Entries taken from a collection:
= = = =

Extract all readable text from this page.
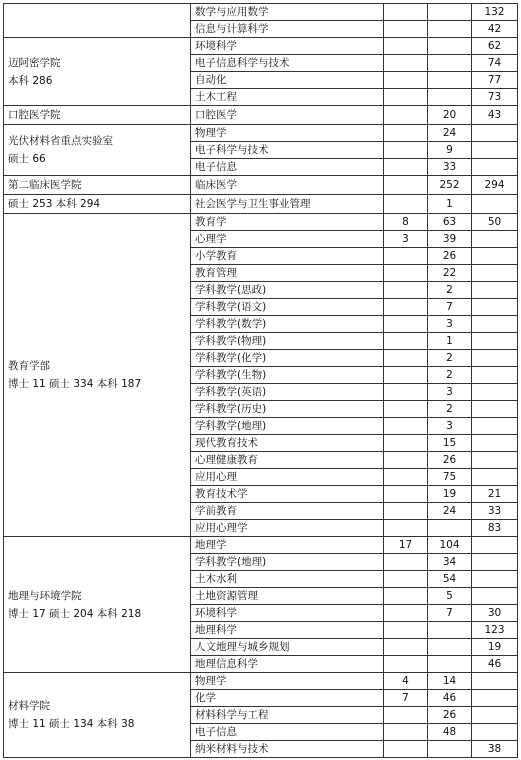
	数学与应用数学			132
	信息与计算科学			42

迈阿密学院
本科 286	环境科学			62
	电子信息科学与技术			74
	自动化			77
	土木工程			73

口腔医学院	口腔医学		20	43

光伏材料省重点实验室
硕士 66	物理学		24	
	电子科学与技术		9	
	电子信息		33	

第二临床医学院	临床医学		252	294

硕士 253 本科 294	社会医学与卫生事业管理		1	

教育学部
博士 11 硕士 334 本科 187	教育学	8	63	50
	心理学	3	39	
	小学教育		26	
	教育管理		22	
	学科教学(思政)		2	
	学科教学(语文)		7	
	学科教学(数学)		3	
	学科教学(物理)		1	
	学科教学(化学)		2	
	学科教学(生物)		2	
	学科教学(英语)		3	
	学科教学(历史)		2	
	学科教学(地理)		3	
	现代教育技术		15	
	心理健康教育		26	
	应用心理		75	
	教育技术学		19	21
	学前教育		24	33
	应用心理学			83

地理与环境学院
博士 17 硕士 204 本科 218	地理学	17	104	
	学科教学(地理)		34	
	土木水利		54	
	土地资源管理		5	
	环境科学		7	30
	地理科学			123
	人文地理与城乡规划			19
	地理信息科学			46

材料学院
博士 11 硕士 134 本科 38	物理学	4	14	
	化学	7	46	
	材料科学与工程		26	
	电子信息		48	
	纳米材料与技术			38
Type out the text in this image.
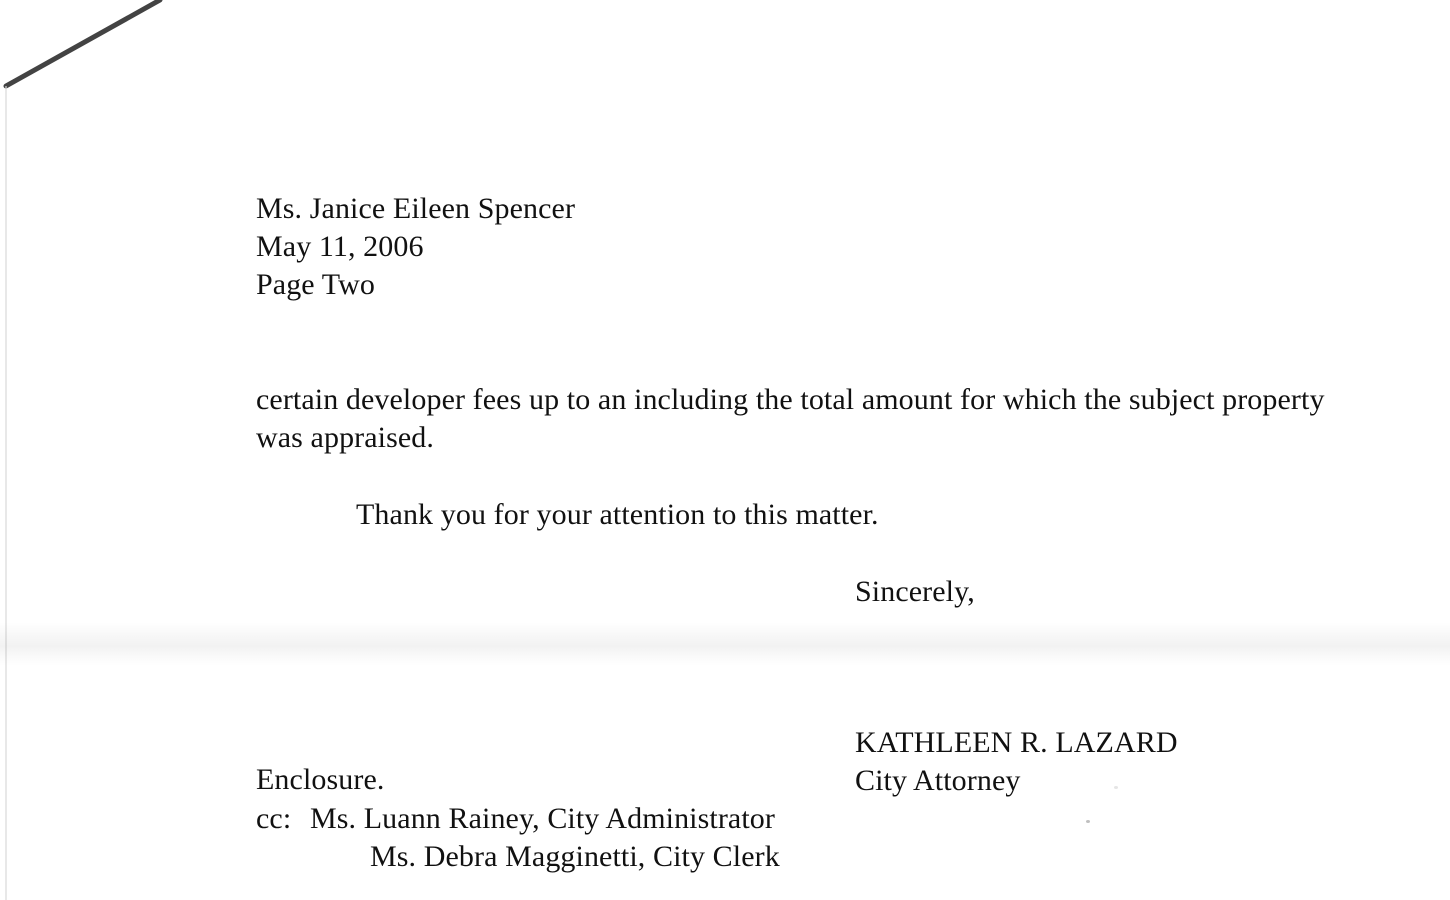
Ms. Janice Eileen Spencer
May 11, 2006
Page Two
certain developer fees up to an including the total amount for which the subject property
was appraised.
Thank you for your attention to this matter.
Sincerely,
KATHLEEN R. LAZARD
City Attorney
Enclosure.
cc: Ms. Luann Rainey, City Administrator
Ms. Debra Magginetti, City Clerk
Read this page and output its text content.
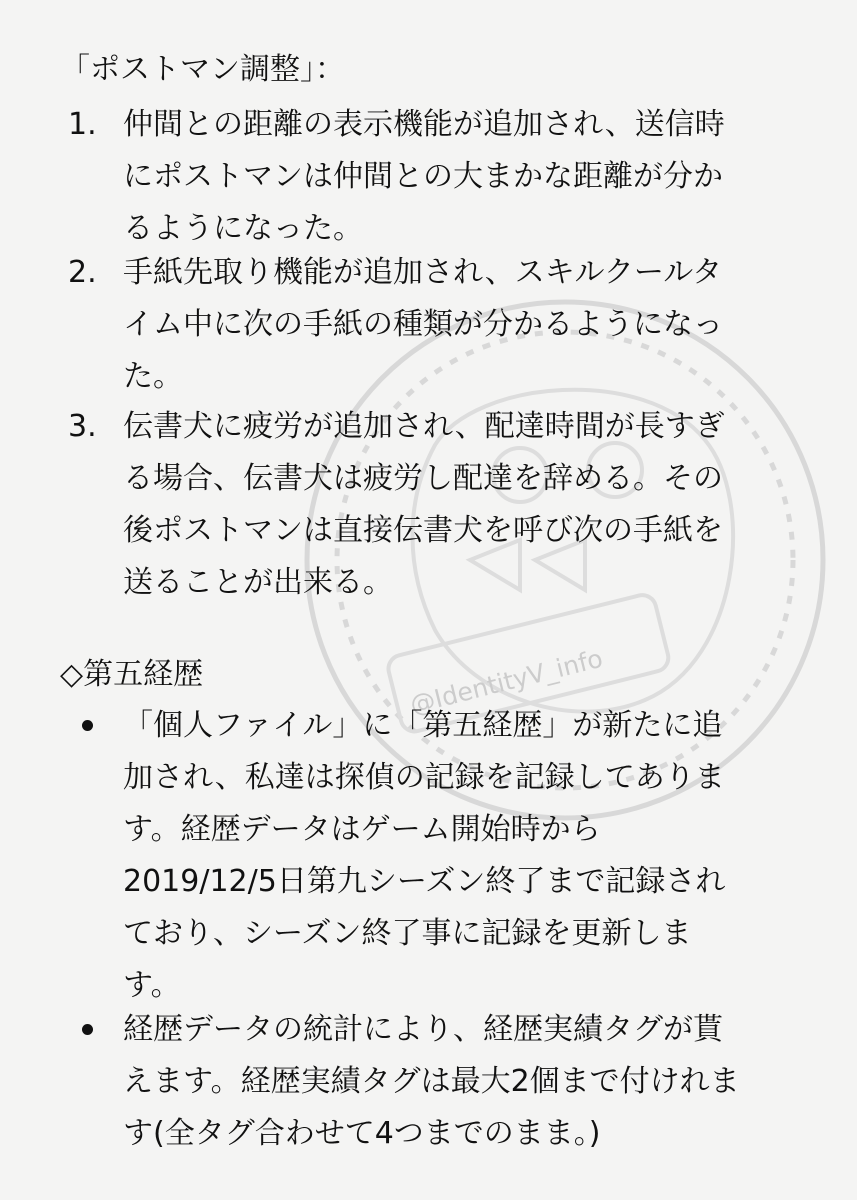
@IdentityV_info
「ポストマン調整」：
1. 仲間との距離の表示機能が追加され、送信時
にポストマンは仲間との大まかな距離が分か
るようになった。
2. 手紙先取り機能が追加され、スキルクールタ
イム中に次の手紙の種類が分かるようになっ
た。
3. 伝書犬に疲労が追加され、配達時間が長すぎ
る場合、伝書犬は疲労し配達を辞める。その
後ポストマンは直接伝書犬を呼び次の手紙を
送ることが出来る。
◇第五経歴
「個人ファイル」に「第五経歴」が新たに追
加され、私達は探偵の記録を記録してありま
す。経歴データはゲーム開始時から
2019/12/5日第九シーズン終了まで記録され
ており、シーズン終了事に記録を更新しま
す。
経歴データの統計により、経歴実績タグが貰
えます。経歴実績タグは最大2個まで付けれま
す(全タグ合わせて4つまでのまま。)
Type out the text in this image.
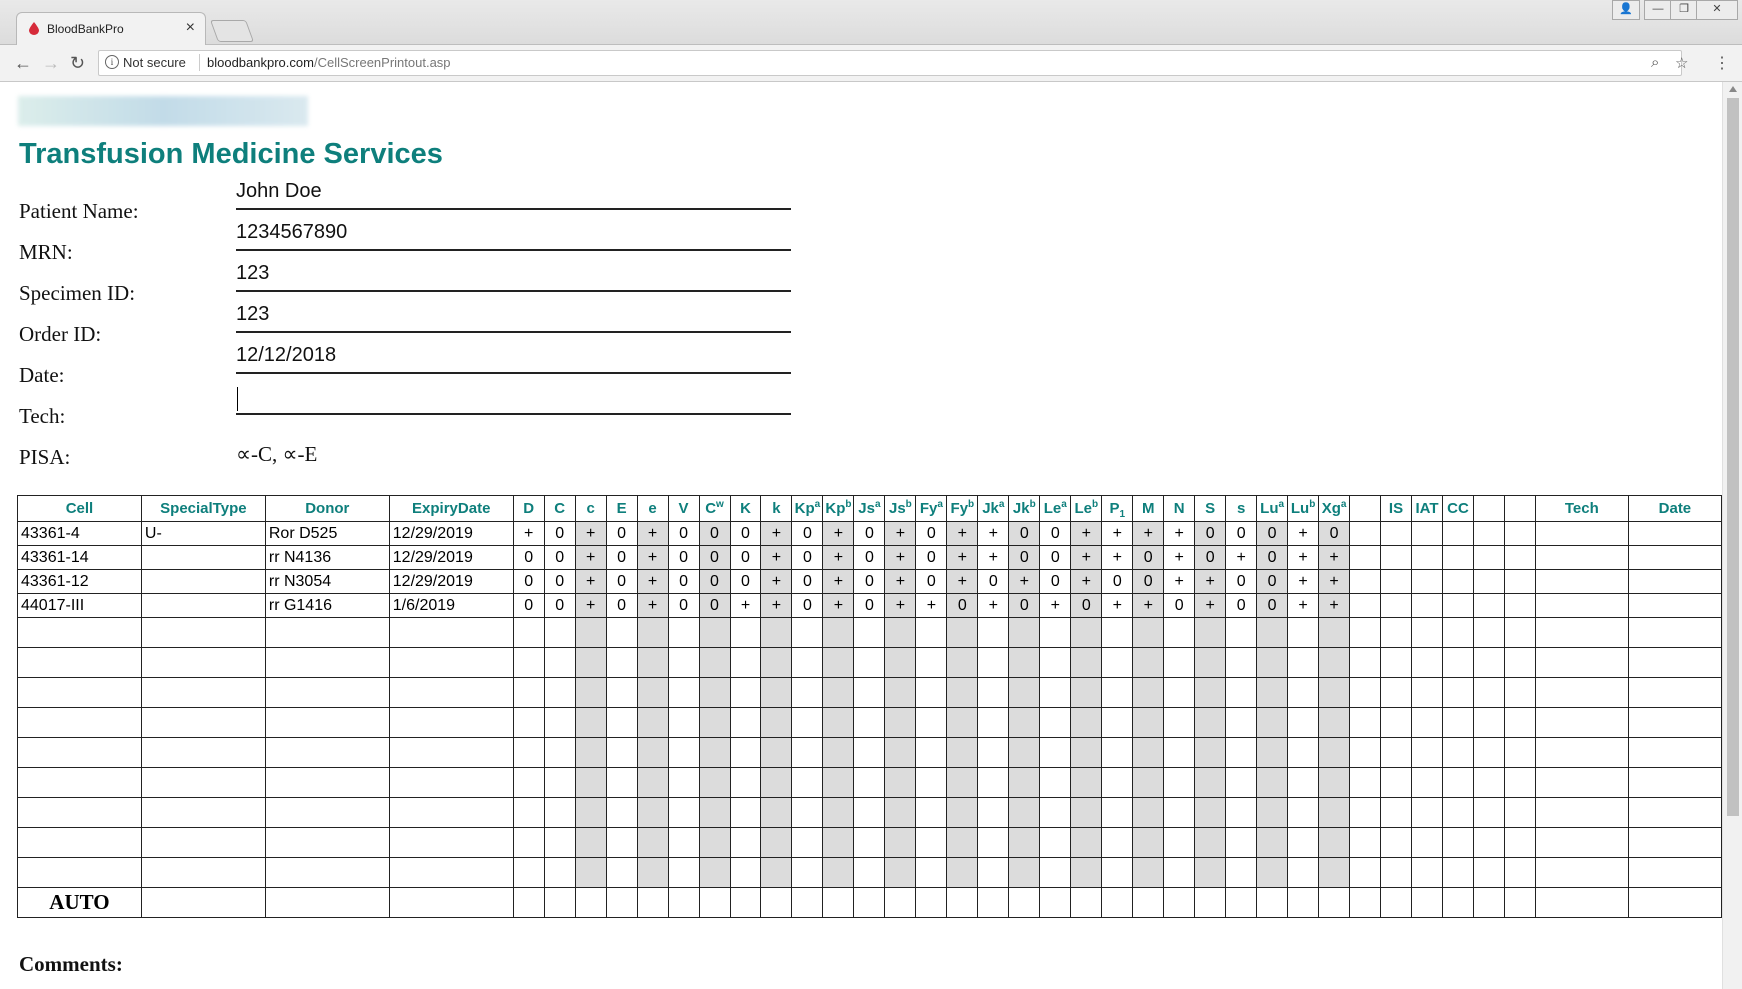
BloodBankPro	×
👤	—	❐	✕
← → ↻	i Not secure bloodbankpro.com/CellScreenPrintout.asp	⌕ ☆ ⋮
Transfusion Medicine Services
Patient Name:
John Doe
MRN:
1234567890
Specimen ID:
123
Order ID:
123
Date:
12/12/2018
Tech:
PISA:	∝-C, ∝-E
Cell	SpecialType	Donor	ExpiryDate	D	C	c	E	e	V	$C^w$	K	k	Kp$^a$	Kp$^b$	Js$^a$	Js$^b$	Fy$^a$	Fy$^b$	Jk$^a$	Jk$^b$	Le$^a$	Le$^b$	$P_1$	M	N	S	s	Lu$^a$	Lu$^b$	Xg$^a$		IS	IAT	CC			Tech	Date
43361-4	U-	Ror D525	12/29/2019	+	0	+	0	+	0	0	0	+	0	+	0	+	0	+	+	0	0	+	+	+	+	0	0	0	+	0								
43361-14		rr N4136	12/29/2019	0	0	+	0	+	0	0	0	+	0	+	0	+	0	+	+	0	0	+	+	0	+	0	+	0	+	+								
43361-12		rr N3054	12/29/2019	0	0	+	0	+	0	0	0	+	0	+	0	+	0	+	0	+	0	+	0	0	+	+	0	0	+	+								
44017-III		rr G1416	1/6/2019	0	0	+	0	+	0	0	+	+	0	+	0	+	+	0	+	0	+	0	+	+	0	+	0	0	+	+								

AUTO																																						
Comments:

= = = =

● **WHAT YOU HAVE TO DO**: Search the entries for the word "Tech" and copy every line that has it.

● **TASK ANSWER**:
Tech:
Cell	SpecialType	Donor	ExpiryDate	D	C	c	E	e	V	$C^w$	K	k	Kp$^a$	Kp$^b$	Js$^a$	Js$^b$	Fy$^a$	Fy$^b$	Jk$^a$	Jk$^b$	Le$^a$	Le$^b$	$P_1$	M	N	S	s	Lu$^a$	Lu$^b$	Xg$^a$		IS	IAT	CC			Tech	Date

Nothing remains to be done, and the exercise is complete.